*Requirements*
Retype each entry below, keeping every character the same.

*Provided material*

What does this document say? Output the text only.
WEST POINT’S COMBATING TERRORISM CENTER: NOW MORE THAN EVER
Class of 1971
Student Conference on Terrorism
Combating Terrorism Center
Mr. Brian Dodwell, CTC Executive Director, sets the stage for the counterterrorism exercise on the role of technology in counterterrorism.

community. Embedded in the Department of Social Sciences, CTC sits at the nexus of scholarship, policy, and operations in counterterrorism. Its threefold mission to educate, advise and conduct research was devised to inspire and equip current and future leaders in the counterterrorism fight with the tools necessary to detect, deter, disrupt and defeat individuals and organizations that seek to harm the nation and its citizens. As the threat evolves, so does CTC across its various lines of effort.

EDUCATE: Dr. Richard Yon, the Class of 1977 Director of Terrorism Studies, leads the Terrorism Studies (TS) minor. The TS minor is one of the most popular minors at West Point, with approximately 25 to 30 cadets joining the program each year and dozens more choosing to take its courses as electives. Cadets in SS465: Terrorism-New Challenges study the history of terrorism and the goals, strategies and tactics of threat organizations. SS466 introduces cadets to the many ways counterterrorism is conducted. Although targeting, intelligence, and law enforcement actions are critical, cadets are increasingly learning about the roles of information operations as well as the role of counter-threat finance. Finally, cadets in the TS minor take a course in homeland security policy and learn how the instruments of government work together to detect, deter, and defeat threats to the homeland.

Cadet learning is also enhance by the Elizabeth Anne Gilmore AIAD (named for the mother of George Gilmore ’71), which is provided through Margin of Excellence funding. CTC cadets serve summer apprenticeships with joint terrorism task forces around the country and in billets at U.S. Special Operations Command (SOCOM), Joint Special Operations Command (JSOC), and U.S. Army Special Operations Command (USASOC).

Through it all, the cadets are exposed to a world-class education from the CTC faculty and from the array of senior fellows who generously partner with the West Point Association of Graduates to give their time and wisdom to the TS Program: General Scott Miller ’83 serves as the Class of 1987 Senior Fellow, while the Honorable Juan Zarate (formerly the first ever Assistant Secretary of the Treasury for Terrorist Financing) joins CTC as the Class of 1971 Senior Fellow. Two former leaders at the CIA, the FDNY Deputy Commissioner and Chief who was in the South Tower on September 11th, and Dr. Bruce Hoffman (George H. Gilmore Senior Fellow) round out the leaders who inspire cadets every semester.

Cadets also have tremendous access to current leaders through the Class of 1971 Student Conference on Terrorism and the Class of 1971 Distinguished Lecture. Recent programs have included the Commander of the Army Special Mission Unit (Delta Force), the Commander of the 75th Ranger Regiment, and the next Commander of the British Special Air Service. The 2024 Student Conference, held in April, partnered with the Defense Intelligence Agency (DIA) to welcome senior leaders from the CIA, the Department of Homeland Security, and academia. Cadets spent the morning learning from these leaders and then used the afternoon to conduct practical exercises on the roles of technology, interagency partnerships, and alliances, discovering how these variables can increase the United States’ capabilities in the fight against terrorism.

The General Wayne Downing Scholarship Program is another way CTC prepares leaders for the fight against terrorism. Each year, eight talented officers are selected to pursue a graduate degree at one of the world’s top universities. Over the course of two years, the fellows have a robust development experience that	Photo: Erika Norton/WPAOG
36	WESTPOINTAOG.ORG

*Expected answer*
What does this document say? Output the text only.
WEST POINT’S COMBATING TERRORISM CENTER: NOW MORE THAN EVER
Class of 1971
Student Conference on Terrorism
Combating Terrorism Center
Mr. Brian Dodwell, CTC Executive Director, sets the stage for the counterterrorism exercise on the role of technology in counterterrorism.

community. Embedded in the Department of Social Sciences, CTC sits at the nexus of scholarship, policy, and operations in counterterrorism. Its threefold mission to educate, advise and conduct research was devised to inspire and equip current and future leaders in the counterterrorism fight with the tools necessary to detect, deter, disrupt and defeat individuals and organizations that seek to harm the nation and its citizens. As the threat evolves, so does CTC across its various lines of effort.

EDUCATE: Dr. Richard Yon, the Class of 1977 Director of Terrorism Studies, leads the Terrorism Studies (TS) minor. The TS minor is one of the most popular minors at West Point, with approximately 25 to 30 cadets joining the program each year and dozens more choosing to take its courses as electives. Cadets in SS465: Terrorism-New Challenges study the history of terrorism and the goals, strategies and tactics of threat organizations. SS466 introduces cadets to the many ways counterterrorism is conducted. Although targeting, intelligence, and law enforcement actions are critical, cadets are increasingly learning about the roles of information operations as well as the role of counter-threat finance. Finally, cadets in the TS minor take a course in homeland security policy and learn how the instruments of government work together to detect, deter, and defeat threats to the homeland.

Cadet learning is also enhance by the Elizabeth Anne Gilmore AIAD (named for the mother of George Gilmore ’71), which is provided through Margin of Excellence funding. CTC cadets serve summer apprenticeships with joint terrorism task forces around the country and in billets at U.S. Special Operations Command (SOCOM), Joint Special Operations Command (JSOC), and U.S. Army Special Operations Command (USASOC).

Through it all, the cadets are exposed to a world-class education from the CTC faculty and from the array of senior fellows who generously partner with the West Point Association of Graduates to give their time and wisdom to the TS Program: General Scott Miller ’83 serves as the Class of 1987 Senior Fellow, while the Honorable Juan Zarate (formerly the first ever Assistant Secretary of the Treasury for Terrorist Financing) joins CTC as the Class of 1971 Senior Fellow. Two former leaders at the CIA, the FDNY Deputy Commissioner and Chief who was in the South Tower on September 11th, and Dr. Bruce Hoffman (George H. Gilmore Senior Fellow) round out the leaders who inspire cadets every semester.

Cadets also have tremendous access to current leaders through the Class of 1971 Student Conference on Terrorism and the Class of 1971 Distinguished Lecture. Recent programs have included the Commander of the Army Special Mission Unit (Delta Force), the Commander of the 75th Ranger Regiment, and the next Commander of the British Special Air Service. The 2024 Student Conference, held in April, partnered with the Defense Intelligence Agency (DIA) to welcome senior leaders from the CIA, the Department of Homeland Security, and academia. Cadets spent the morning learning from these leaders and then used the afternoon to conduct practical exercises on the roles of technology, interagency partnerships, and alliances, discovering how these variables can increase the United States’ capabilities in the fight against terrorism.

The General Wayne Downing Scholarship Program is another way CTC prepares leaders for the fight against terrorism. Each year, eight talented officers are selected to pursue a graduate degree at one of the world’s top universities. Over the course of two years, the fellows have a robust development experience that	Photo: Erika Norton/WPAOG
36	WESTPOINTAOG.ORG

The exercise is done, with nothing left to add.